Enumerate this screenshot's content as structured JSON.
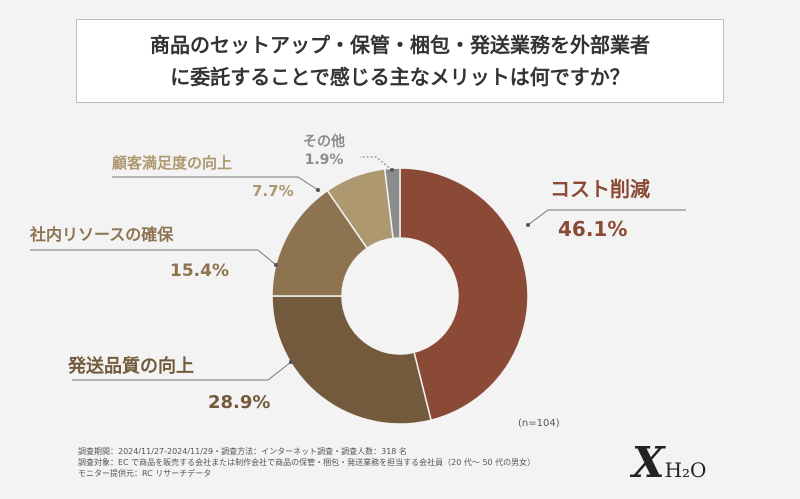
{
  "title": {
    "line1": "商品のセットアップ・保管・梱包・発送業務を外部業者",
    "line2": "に委託することで感じる主なメリットは何ですか？"
  },
  "note": "(n=104)",
  "footer": {
    "line1": "調査期間：2024/11/27-2024/11/29・調査方法：インターネット調査・調査人数：318 名",
    "line2": "調査対象：EC で商品を販売する会社または制作会社で商品の保管・梱包・発送業務を担当する会社員（20 代～ 50 代の男女）",
    "line3": "モニター提供元：RC リサーチデータ"
  },
  "logo": {
    "x": "X",
    "h2o": "H₂O"
  },
  "chart_data": {
    "type": "pie",
    "donut": true,
    "title": "商品のセットアップ・保管・梱包・発送業務を外部業者に委託することで感じる主なメリットは何ですか？",
    "categories": [
      "コスト削減",
      "発送品質の向上",
      "社内リソースの確保",
      "顧客満足度の向上",
      "その他"
    ],
    "values": [
      46.1,
      28.9,
      15.4,
      7.7,
      1.9
    ],
    "value_labels": [
      "46.1%",
      "28.9%",
      "15.4%",
      "7.7%",
      "1.9%"
    ],
    "colors": [
      "#8b4a35",
      "#735a3c",
      "#8e7350",
      "#ad9870",
      "#8c8c8c"
    ],
    "label_colors": [
      "#8b4a35",
      "#735a3c",
      "#8e7350",
      "#ad9870",
      "#8c8c8c"
    ],
    "start_angle": "top",
    "direction": "clockwise",
    "legend": "none",
    "annotation": "(n=104)"
  }
}
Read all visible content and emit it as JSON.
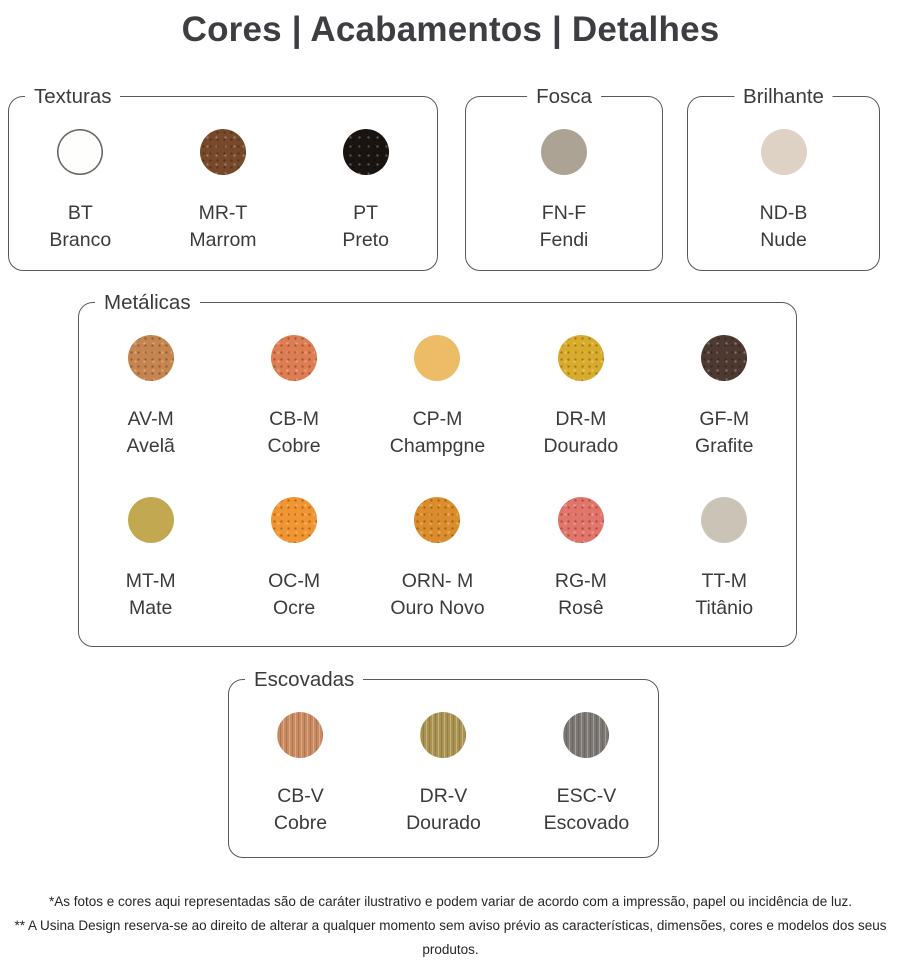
{
  "title": "Cores | Acabamentos | Detalhes",
  "sections": [
    {
      "id": "texturas",
      "label": "Texturas",
      "label_align": "left",
      "swatches": [
        {
          "code": "BT",
          "name": "Branco",
          "color": "#fefefc",
          "ring": "#646464",
          "texture": "plain"
        },
        {
          "code": "MR-T",
          "name": "Marrom",
          "color": "#77492a",
          "texture": "speckle"
        },
        {
          "code": "PT",
          "name": "Preto",
          "color": "#1a1410",
          "texture": "speckle"
        }
      ]
    },
    {
      "id": "fosca",
      "label": "Fosca",
      "label_align": "center",
      "swatches": [
        {
          "code": "FN-F",
          "name": "Fendi",
          "color": "#ada395",
          "texture": "plain"
        }
      ]
    },
    {
      "id": "brilhante",
      "label": "Brilhante",
      "label_align": "center",
      "swatches": [
        {
          "code": "ND-B",
          "name": "Nude",
          "color": "#ddd2c3",
          "texture": "plain"
        }
      ]
    },
    {
      "id": "metalicas",
      "label": "Metálicas",
      "label_align": "left",
      "swatches": [
        {
          "code": "AV-M",
          "name": "Avelã",
          "color": "#c6854e",
          "texture": "speckle"
        },
        {
          "code": "CB-M",
          "name": "Cobre",
          "color": "#dd7d51",
          "texture": "speckle"
        },
        {
          "code": "CP-M",
          "name": "Champgne",
          "color": "#ecbd66",
          "texture": "plain"
        },
        {
          "code": "DR-M",
          "name": "Dourado",
          "color": "#d9ab2d",
          "texture": "speckle"
        },
        {
          "code": "GF-M",
          "name": "Grafite",
          "color": "#4e3931",
          "texture": "speckle"
        },
        {
          "code": "MT-M",
          "name": "Mate",
          "color": "#c2a851",
          "texture": "plain"
        },
        {
          "code": "OC-M",
          "name": "Ocre",
          "color": "#f0952f",
          "texture": "speckle"
        },
        {
          "code": "ORN- M",
          "name": "Ouro Novo",
          "color": "#dc8d2b",
          "texture": "speckle"
        },
        {
          "code": "RG-M",
          "name": "Rosê",
          "color": "#e3746a",
          "texture": "speckle"
        },
        {
          "code": "TT-M",
          "name": "Titânio",
          "color": "#cbc4b6",
          "texture": "plain"
        }
      ]
    },
    {
      "id": "escovadas",
      "label": "Escovadas",
      "label_align": "left",
      "swatches": [
        {
          "code": "CB-V",
          "name": "Cobre",
          "color": "#ca8a5f",
          "texture": "brushed"
        },
        {
          "code": "DR-V",
          "name": "Dourado",
          "color": "#aa9350",
          "texture": "brushed"
        },
        {
          "code": "ESC-V",
          "name": "Escovado",
          "color": "#7c7773",
          "texture": "brushed"
        }
      ]
    }
  ],
  "footnotes": [
    "*As fotos e cores aqui representadas são de caráter ilustrativo e podem variar de acordo com a impressão, papel ou incidência de luz.",
    "** A Usina Design reserva-se ao direito de alterar a qualquer momento sem aviso prévio as características, dimensões, cores e modelos dos seus produtos."
  ]
}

--------

To do -
Reproduce the full listing above verbatim, with no pictures included.

Response to the task -
Enumerate this screenshot's content as structured JSON.
{
  "title": {
    "line1": "商品のセットアップ・保管・梱包・発送業務を外部業者",
    "line2": "に委託することで感じる主なメリットは何ですか？"
  },
  "note": "(n=104)",
  "footer": {
    "line1": "調査期間：2024/11/27-2024/11/29・調査方法：インターネット調査・調査人数：318 名",
    "line2": "調査対象：EC で商品を販売する会社または制作会社で商品の保管・梱包・発送業務を担当する会社員（20 代～ 50 代の男女）",
    "line3": "モニター提供元：RC リサーチデータ"
  },
  "logo": {
    "x": "X",
    "h2o": "H₂O"
  },
  "chart_data": {
    "type": "pie",
    "donut": true,
    "title": "商品のセットアップ・保管・梱包・発送業務を外部業者に委託することで感じる主なメリットは何ですか？",
    "categories": [
      "コスト削減",
      "発送品質の向上",
      "社内リソースの確保",
      "顧客満足度の向上",
      "その他"
    ],
    "values": [
      46.1,
      28.9,
      15.4,
      7.7,
      1.9
    ],
    "value_labels": [
      "46.1%",
      "28.9%",
      "15.4%",
      "7.7%",
      "1.9%"
    ],
    "colors": [
      "#8b4a35",
      "#735a3c",
      "#8e7350",
      "#ad9870",
      "#8c8c8c"
    ],
    "label_colors": [
      "#8b4a35",
      "#735a3c",
      "#8e7350",
      "#ad9870",
      "#8c8c8c"
    ],
    "start_angle": "top",
    "direction": "clockwise",
    "legend": "none",
    "annotation": "(n=104)"
  }
}
Read all visible content and emit it as JSON.
{
  "title": "Cores | Acabamentos | Detalhes",
  "sections": [
    {
      "id": "texturas",
      "label": "Texturas",
      "label_align": "left",
      "swatches": [
        {
          "code": "BT",
          "name": "Branco",
          "color": "#fefefc",
          "ring": "#646464",
          "texture": "plain"
        },
        {
          "code": "MR-T",
          "name": "Marrom",
          "color": "#77492a",
          "texture": "speckle"
        },
        {
          "code": "PT",
          "name": "Preto",
          "color": "#1a1410",
          "texture": "speckle"
        }
      ]
    },
    {
      "id": "fosca",
      "label": "Fosca",
      "label_align": "center",
      "swatches": [
        {
          "code": "FN-F",
          "name": "Fendi",
          "color": "#ada395",
          "texture": "plain"
        }
      ]
    },
    {
      "id": "brilhante",
      "label": "Brilhante",
      "label_align": "center",
      "swatches": [
        {
          "code": "ND-B",
          "name": "Nude",
          "color": "#ddd2c3",
          "texture": "plain"
        }
      ]
    },
    {
      "id": "metalicas",
      "label": "Metálicas",
      "label_align": "left",
      "swatches": [
        {
          "code": "AV-M",
          "name": "Avelã",
          "color": "#c6854e",
          "texture": "speckle"
        },
        {
          "code": "CB-M",
          "name": "Cobre",
          "color": "#dd7d51",
          "texture": "speckle"
        },
        {
          "code": "CP-M",
          "name": "Champgne",
          "color": "#ecbd66",
          "texture": "plain"
        },
        {
          "code": "DR-M",
          "name": "Dourado",
          "color": "#d9ab2d",
          "texture": "speckle"
        },
        {
          "code": "GF-M",
          "name": "Grafite",
          "color": "#4e3931",
          "texture": "speckle"
        },
        {
          "code": "MT-M",
          "name": "Mate",
          "color": "#c2a851",
          "texture": "plain"
        },
        {
          "code": "OC-M",
          "name": "Ocre",
          "color": "#f0952f",
          "texture": "speckle"
        },
        {
          "code": "ORN- M",
          "name": "Ouro Novo",
          "color": "#dc8d2b",
          "texture": "speckle"
        },
        {
          "code": "RG-M",
          "name": "Rosê",
          "color": "#e3746a",
          "texture": "speckle"
        },
        {
          "code": "TT-M",
          "name": "Titânio",
          "color": "#cbc4b6",
          "texture": "plain"
        }
      ]
    },
    {
      "id": "escovadas",
      "label": "Escovadas",
      "label_align": "left",
      "swatches": [
        {
          "code": "CB-V",
          "name": "Cobre",
          "color": "#ca8a5f",
          "texture": "brushed"
        },
        {
          "code": "DR-V",
          "name": "Dourado",
          "color": "#aa9350",
          "texture": "brushed"
        },
        {
          "code": "ESC-V",
          "name": "Escovado",
          "color": "#7c7773",
          "texture": "brushed"
        }
      ]
    }
  ],
  "footnotes": [
    "*As fotos e cores aqui representadas são de caráter ilustrativo e podem variar de acordo com a impressão, papel ou incidência de luz.",
    "** A Usina Design reserva-se ao direito de alterar a qualquer momento sem aviso prévio as características, dimensões, cores e modelos dos seus produtos."
  ]
}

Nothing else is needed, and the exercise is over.